Filter the entries and keep only the lines where the string "مالی" appears.

_ _ _ _

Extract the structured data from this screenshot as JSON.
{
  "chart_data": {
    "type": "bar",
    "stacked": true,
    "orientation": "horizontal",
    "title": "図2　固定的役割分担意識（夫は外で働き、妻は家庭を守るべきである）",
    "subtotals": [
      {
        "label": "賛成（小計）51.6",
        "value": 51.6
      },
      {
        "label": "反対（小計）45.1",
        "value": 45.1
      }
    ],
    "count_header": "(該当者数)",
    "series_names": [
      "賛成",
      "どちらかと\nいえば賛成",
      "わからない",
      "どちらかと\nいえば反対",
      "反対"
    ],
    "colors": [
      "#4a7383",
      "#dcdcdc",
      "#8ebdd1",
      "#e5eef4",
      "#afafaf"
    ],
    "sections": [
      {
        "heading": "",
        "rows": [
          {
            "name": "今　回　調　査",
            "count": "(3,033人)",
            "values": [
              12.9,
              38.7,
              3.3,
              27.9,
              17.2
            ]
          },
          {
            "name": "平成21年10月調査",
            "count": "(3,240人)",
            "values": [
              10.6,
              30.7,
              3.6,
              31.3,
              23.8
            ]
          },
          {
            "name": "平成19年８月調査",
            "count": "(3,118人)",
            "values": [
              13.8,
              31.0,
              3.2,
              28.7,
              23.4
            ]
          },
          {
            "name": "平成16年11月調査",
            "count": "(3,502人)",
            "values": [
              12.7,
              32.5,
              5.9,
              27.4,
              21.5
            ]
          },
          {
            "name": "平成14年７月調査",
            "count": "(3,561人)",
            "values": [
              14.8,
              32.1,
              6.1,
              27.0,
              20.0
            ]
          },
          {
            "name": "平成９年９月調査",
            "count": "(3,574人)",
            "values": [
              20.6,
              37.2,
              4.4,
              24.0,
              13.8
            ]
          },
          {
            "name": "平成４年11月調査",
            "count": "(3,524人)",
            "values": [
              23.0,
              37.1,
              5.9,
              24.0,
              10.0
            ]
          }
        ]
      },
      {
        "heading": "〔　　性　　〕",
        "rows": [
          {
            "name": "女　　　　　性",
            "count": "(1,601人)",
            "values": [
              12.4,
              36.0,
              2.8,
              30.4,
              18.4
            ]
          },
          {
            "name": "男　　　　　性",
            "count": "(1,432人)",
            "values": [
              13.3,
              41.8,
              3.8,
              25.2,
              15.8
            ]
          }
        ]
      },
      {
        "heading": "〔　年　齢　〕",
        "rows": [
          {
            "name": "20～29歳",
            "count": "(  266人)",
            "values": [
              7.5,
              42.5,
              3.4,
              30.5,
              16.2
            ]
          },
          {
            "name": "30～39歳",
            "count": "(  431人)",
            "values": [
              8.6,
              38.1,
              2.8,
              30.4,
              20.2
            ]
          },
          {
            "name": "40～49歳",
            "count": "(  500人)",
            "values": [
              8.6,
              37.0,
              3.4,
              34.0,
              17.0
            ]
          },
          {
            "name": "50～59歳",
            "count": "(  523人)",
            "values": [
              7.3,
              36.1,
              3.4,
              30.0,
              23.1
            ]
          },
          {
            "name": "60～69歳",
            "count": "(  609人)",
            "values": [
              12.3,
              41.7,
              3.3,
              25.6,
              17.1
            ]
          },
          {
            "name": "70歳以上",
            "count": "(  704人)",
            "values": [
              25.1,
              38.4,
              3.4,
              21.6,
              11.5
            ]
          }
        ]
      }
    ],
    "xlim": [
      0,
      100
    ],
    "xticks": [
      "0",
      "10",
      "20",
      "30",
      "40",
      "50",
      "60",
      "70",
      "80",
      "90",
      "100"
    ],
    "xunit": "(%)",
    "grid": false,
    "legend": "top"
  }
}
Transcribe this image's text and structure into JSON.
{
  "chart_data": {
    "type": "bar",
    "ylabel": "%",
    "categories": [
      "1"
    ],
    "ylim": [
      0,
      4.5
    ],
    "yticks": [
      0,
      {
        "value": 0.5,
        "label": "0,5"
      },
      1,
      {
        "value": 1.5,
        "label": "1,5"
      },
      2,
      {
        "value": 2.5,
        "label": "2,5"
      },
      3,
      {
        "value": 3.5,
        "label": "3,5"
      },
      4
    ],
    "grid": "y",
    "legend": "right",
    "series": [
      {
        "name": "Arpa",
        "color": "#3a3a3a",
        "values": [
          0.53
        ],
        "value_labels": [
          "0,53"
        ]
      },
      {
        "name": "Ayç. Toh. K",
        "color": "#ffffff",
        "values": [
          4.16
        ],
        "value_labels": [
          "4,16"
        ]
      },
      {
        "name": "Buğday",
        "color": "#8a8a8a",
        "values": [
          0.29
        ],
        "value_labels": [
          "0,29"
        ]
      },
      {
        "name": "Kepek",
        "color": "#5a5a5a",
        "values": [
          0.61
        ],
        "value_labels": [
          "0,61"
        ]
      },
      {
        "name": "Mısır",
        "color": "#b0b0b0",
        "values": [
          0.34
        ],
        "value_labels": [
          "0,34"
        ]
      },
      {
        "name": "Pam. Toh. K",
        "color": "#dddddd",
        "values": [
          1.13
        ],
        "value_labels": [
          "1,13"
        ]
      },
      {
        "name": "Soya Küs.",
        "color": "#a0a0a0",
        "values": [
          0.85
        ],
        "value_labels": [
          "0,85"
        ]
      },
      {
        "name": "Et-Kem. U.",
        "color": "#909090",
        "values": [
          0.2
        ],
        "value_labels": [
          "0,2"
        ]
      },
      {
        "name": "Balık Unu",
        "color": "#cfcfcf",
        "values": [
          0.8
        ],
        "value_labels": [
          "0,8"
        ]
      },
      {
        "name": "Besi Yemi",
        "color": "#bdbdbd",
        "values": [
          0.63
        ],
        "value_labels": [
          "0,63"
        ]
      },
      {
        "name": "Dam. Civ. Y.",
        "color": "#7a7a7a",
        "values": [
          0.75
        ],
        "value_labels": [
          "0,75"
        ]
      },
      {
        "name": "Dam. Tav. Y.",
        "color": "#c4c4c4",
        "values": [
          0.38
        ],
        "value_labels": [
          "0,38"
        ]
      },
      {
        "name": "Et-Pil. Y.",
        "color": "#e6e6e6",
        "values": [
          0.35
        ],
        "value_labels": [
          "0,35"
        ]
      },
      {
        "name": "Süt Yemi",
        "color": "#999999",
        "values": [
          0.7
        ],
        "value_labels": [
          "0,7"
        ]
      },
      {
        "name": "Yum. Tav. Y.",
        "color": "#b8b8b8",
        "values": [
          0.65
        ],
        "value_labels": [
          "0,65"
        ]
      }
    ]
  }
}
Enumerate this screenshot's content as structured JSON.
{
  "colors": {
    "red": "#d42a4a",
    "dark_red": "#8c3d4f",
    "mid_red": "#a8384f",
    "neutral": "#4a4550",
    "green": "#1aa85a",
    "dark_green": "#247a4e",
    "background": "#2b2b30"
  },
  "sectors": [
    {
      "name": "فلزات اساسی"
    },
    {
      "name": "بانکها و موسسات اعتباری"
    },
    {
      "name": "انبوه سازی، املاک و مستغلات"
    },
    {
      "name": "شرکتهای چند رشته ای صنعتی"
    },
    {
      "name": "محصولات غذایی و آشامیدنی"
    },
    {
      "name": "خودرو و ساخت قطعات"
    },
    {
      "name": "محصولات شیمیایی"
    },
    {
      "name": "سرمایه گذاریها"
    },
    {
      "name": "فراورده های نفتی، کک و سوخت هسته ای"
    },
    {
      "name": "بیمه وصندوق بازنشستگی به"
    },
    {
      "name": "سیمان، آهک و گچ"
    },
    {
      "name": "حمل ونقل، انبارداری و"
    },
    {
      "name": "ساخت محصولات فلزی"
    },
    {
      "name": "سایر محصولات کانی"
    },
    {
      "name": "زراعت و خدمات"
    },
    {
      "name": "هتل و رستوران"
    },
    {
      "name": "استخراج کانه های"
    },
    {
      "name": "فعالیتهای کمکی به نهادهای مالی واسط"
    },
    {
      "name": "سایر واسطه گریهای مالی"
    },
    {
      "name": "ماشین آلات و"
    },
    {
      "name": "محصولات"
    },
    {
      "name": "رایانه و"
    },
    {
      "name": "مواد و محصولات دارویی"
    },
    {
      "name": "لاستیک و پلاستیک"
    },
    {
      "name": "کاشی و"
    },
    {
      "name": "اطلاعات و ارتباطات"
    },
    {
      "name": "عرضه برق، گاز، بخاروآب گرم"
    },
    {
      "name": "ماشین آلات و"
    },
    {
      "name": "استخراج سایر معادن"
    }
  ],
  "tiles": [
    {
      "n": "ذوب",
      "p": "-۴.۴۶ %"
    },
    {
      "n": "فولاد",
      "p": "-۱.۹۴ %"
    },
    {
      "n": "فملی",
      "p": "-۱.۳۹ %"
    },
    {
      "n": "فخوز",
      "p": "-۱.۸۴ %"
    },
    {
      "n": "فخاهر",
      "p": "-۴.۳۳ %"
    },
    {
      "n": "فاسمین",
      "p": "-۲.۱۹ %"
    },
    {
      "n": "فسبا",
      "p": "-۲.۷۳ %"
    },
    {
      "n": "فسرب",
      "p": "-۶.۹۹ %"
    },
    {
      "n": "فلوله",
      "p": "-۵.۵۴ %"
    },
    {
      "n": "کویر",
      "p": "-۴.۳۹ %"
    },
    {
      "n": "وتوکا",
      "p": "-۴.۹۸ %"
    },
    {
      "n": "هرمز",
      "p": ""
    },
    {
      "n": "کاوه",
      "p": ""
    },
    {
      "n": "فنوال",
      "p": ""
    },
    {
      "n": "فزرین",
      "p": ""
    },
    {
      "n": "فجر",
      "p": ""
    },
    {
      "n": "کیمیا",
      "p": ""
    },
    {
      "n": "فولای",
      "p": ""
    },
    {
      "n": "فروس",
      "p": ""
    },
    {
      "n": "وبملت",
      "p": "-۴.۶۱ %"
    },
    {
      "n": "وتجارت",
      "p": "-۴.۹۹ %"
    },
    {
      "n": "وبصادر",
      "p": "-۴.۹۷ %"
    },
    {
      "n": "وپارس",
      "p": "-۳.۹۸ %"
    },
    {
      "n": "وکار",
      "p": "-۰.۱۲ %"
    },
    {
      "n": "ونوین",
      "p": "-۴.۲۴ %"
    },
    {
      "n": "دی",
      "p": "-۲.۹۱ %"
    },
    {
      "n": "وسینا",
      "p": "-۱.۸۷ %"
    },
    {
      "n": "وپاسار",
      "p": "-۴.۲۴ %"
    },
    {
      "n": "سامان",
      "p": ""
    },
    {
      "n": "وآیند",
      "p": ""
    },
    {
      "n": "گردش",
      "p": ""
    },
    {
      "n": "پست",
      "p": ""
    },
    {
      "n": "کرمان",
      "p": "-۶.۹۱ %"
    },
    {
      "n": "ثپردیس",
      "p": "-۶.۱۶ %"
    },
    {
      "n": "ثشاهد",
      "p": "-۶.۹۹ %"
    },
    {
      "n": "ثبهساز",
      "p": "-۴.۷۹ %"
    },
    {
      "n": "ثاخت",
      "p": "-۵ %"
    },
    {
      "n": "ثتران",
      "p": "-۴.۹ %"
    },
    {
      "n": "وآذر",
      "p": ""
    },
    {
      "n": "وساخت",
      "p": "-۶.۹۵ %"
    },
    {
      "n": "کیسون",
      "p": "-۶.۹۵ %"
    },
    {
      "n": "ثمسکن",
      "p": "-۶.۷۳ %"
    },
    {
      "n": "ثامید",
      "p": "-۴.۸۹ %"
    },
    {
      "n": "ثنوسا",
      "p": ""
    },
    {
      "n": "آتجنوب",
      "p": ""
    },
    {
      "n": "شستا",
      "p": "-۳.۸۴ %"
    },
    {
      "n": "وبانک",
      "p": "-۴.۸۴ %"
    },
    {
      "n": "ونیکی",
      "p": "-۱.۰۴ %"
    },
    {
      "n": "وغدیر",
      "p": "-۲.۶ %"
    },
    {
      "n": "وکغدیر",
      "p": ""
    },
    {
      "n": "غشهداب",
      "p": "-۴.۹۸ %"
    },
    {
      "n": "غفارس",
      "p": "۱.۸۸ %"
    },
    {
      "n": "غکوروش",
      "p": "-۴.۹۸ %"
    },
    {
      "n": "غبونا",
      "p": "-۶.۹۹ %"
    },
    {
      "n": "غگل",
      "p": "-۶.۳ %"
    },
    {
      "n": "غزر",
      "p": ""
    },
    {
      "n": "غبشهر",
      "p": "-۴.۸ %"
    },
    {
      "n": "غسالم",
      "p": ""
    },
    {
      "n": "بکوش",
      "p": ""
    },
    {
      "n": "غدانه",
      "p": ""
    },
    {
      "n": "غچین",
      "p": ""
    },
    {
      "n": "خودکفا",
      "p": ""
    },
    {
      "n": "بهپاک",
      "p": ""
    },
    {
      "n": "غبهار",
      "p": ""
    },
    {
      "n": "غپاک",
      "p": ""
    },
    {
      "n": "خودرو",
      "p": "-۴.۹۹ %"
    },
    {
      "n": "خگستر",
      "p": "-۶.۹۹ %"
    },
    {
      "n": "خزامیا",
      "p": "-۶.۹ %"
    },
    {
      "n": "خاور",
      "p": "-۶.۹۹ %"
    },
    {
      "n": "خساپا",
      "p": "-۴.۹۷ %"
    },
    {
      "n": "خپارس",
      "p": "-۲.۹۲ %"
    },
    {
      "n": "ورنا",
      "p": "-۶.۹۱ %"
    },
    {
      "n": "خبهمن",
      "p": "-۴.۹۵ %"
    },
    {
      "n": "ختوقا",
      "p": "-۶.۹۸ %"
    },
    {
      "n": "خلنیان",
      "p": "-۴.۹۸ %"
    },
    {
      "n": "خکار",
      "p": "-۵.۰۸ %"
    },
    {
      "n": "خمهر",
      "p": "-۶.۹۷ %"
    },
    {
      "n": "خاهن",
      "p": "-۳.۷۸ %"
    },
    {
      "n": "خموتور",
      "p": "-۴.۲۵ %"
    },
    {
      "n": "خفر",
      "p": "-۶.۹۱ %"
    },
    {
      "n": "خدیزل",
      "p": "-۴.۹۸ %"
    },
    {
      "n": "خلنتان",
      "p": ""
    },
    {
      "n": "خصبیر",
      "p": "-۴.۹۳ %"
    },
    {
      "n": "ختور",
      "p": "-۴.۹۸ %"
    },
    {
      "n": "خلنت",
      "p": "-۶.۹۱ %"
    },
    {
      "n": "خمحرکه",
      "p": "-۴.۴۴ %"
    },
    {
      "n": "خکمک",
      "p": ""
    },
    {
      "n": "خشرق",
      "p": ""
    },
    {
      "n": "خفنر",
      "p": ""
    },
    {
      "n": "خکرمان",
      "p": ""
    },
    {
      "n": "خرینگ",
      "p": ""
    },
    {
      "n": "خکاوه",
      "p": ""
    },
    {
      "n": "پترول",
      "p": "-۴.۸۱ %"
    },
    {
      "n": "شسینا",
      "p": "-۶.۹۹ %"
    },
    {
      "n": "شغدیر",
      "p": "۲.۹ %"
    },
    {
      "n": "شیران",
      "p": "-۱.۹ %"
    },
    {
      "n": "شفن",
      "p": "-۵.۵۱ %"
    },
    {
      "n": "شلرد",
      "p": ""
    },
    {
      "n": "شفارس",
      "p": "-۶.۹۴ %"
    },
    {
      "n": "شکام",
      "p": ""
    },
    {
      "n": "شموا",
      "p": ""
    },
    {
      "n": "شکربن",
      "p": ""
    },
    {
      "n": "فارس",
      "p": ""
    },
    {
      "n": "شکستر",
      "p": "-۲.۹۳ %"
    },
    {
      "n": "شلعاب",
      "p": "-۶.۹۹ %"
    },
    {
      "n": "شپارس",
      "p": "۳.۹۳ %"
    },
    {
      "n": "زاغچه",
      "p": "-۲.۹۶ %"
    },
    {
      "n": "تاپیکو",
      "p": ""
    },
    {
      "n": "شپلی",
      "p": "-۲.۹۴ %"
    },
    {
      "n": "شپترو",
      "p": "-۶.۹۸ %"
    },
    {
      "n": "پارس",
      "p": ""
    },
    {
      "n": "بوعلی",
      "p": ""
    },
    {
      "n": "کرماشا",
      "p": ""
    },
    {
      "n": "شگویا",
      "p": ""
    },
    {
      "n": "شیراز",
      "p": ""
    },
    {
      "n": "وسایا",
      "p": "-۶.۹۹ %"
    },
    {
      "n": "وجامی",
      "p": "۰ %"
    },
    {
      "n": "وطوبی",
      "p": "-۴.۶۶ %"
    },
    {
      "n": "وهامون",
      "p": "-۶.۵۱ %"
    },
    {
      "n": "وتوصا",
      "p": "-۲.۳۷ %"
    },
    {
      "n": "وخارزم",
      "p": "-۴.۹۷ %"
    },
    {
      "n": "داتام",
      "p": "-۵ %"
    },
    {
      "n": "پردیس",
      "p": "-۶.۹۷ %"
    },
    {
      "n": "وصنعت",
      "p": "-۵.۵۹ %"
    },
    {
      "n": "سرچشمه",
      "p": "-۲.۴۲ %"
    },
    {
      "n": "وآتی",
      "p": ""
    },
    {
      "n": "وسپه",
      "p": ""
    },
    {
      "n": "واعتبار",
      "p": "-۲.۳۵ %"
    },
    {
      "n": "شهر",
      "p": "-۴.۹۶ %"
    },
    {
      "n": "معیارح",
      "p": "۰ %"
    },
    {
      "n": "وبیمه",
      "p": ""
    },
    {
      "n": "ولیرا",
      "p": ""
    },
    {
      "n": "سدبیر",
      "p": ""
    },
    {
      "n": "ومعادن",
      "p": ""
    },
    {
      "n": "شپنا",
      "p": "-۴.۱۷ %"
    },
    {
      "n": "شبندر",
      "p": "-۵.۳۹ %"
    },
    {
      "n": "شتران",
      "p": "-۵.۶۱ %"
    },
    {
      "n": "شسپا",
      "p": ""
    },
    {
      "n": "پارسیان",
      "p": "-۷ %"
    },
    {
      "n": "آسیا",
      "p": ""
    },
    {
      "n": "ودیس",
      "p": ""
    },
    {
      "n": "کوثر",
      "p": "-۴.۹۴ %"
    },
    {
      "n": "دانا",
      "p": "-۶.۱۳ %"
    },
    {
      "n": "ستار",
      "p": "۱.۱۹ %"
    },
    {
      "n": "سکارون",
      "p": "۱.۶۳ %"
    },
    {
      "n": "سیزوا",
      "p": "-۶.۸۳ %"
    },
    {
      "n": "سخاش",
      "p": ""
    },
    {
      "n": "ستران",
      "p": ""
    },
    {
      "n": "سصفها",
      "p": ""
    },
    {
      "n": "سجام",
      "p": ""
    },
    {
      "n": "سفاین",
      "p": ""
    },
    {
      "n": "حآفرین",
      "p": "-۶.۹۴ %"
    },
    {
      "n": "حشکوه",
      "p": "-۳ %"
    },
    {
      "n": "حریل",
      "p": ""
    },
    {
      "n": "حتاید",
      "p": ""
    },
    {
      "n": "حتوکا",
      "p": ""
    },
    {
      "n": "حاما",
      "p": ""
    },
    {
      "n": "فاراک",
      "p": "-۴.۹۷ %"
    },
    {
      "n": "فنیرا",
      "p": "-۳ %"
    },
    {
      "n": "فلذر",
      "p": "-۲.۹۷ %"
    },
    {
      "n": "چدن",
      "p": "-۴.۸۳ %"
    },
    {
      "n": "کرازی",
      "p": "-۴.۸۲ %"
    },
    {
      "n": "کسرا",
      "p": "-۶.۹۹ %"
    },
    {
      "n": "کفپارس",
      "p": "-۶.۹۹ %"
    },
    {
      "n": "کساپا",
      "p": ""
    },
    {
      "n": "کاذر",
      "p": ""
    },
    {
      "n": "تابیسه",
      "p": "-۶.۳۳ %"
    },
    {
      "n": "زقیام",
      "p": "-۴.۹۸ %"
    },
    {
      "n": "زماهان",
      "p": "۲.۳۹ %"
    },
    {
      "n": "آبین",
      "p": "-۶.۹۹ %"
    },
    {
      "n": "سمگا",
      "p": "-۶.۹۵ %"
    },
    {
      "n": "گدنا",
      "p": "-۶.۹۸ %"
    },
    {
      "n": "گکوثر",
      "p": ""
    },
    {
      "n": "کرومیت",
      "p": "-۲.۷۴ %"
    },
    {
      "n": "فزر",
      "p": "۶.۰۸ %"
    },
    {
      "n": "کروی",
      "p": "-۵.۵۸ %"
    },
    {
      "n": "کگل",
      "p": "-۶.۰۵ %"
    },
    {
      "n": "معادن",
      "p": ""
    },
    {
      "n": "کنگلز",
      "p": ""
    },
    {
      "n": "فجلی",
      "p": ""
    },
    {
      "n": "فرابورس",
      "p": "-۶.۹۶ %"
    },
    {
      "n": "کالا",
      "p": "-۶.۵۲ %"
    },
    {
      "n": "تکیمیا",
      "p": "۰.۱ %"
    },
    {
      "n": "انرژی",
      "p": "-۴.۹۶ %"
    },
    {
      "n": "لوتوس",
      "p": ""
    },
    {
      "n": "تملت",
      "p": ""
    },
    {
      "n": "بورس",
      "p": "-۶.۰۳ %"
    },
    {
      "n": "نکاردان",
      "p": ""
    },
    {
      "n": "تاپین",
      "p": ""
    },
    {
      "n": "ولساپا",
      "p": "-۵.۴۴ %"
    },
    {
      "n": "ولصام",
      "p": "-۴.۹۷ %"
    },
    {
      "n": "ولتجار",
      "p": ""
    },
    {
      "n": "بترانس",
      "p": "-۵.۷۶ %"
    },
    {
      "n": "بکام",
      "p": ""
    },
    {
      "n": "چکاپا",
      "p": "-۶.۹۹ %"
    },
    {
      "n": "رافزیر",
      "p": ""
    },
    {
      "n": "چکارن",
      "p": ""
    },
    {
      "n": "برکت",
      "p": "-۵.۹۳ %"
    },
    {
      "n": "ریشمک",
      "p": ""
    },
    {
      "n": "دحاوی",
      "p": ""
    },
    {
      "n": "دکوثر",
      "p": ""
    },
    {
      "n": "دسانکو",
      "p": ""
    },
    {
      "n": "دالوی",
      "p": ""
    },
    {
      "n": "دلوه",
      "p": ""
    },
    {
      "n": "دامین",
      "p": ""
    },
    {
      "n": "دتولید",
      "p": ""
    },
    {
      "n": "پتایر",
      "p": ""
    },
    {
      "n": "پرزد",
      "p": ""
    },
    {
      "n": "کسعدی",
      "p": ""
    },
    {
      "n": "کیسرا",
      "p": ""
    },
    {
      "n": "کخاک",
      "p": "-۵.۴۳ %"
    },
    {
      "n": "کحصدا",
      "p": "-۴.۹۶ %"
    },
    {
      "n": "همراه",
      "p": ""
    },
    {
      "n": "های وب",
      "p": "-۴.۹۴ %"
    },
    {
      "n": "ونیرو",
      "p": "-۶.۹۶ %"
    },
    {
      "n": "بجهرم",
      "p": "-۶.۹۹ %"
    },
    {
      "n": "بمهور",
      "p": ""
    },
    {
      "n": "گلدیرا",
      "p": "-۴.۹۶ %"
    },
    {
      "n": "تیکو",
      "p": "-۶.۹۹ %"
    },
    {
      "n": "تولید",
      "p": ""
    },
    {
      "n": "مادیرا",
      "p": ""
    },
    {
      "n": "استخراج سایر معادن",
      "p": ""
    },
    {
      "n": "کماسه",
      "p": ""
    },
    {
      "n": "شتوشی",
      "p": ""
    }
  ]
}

_ _ _ _

RESULT OF THIS TASK —
      "name": "فعالیتهای کمکی به نهادهای مالی واسط"
      "name": "سایر واسطه گریهای مالی"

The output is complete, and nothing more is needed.